Exercise prompt ::
Go through the records and extract every line with the word "Vanguard".

***** Dataset records

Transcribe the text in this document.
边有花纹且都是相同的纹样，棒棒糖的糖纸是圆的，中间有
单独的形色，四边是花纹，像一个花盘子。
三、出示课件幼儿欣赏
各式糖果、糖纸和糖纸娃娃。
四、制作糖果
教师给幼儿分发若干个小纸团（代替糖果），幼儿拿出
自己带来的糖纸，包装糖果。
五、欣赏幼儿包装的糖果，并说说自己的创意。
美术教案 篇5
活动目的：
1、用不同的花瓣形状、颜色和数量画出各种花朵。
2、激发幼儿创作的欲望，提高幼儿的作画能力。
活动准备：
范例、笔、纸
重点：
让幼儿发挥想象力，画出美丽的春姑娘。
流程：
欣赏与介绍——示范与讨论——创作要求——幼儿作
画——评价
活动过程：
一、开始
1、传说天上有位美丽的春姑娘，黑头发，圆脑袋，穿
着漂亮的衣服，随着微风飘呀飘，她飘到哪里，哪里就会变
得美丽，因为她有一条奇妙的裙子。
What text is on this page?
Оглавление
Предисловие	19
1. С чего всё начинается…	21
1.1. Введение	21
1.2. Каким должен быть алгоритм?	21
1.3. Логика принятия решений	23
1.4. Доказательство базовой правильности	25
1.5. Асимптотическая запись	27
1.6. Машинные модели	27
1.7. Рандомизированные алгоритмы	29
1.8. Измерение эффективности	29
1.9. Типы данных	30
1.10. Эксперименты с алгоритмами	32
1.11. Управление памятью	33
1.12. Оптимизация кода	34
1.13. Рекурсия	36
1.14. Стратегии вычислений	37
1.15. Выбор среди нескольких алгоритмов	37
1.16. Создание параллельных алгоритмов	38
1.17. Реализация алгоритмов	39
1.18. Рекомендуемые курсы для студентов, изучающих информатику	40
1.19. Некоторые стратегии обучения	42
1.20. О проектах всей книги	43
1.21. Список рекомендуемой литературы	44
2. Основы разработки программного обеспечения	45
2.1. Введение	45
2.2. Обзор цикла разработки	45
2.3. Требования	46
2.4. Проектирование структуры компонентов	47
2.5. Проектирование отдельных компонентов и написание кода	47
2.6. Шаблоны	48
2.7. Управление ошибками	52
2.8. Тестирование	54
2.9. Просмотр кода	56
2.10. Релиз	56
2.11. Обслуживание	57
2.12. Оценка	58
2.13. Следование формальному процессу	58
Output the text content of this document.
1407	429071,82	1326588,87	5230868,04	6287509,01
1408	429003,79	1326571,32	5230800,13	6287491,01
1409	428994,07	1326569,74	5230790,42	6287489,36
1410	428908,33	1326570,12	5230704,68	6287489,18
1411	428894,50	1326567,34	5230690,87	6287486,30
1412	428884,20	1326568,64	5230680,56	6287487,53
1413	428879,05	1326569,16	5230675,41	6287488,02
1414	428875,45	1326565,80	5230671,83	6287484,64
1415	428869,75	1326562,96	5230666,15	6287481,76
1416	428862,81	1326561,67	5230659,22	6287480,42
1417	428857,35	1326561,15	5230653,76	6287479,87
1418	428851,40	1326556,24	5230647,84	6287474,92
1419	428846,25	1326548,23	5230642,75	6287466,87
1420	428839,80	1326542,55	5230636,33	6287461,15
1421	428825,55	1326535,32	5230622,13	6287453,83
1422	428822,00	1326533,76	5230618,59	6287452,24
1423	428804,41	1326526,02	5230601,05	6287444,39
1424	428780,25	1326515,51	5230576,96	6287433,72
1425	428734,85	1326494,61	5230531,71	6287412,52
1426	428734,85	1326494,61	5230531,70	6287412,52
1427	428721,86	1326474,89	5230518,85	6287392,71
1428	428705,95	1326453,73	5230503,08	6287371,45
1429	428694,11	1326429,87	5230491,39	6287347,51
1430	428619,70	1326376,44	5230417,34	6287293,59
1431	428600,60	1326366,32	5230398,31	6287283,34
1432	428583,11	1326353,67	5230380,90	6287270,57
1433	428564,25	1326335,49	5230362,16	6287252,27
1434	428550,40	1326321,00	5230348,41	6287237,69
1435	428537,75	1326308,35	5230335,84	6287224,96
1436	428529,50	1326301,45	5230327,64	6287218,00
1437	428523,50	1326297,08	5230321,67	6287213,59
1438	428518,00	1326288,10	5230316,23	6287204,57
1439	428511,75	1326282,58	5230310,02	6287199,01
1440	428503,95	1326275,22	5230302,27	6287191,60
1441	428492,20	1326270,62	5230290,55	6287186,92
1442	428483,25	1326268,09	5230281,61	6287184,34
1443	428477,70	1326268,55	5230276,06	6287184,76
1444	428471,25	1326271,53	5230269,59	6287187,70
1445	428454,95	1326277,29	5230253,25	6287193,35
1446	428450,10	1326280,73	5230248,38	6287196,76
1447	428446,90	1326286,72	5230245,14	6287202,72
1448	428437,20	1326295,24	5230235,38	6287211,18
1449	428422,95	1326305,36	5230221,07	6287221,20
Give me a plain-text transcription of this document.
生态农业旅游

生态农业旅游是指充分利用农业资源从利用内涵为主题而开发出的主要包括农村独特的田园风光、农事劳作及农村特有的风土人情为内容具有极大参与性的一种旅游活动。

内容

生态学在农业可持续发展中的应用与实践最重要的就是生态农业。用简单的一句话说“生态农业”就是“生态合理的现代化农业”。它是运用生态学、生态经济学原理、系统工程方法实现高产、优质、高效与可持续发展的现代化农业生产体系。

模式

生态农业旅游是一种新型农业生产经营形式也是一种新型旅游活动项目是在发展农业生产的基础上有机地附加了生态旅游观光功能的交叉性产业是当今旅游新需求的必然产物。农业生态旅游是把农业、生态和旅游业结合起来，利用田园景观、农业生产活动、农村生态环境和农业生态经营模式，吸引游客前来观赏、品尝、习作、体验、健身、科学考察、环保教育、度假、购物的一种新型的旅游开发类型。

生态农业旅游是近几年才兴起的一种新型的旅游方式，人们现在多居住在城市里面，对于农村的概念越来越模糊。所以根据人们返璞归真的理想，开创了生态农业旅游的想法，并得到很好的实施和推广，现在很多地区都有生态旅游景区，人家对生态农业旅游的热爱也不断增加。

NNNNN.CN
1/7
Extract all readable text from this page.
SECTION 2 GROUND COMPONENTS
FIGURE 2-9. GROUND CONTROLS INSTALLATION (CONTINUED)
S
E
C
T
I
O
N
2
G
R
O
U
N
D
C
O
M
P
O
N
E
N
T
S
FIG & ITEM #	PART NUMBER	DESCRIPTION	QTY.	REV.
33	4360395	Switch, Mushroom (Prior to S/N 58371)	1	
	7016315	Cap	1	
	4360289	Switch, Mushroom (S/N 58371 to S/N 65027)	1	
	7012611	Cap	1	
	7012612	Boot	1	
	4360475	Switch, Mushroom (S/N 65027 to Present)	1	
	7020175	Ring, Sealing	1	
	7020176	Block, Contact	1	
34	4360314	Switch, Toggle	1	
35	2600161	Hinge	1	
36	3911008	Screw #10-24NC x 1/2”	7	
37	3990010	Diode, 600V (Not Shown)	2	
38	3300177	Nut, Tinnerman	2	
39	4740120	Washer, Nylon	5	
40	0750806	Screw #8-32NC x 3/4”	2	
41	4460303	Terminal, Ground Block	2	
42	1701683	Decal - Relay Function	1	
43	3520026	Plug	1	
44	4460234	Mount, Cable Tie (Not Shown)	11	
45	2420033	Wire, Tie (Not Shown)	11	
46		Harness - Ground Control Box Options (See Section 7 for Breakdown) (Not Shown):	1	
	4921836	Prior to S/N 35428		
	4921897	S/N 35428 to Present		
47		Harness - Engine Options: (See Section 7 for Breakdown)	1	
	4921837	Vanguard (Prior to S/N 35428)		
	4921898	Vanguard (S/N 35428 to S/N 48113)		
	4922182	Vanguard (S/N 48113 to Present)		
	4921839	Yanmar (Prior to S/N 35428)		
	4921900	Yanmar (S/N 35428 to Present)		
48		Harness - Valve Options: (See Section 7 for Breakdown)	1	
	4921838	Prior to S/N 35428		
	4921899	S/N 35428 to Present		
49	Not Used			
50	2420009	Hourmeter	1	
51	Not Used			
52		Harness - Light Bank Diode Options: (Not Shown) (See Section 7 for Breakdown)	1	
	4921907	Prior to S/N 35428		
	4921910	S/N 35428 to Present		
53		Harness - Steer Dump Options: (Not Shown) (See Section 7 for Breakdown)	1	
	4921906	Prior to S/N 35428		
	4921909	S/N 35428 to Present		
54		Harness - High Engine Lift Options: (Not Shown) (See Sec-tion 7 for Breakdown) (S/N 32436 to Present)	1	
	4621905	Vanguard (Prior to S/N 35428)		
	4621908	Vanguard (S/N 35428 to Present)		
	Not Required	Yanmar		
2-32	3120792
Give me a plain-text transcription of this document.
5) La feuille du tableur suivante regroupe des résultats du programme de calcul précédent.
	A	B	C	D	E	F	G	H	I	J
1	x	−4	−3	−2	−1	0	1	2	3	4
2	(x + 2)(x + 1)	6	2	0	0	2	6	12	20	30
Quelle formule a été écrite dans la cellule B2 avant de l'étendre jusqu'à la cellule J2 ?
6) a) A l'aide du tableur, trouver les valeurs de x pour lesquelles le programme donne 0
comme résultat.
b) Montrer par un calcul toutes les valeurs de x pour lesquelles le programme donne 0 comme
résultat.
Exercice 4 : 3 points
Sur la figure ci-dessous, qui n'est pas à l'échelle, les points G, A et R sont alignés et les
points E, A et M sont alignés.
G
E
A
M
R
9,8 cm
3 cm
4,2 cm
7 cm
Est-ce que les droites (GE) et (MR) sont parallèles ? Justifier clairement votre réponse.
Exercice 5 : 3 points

**********

Result of the exercise ::
	4921837	Vanguard (Prior to S/N 35428)		
	4921898	Vanguard (S/N 35428 to S/N 48113)		
	4922182	Vanguard (S/N 48113 to Present)		
	4621905	Vanguard (Prior to S/N 35428)		
	4621908	Vanguard (S/N 35428 to Present)		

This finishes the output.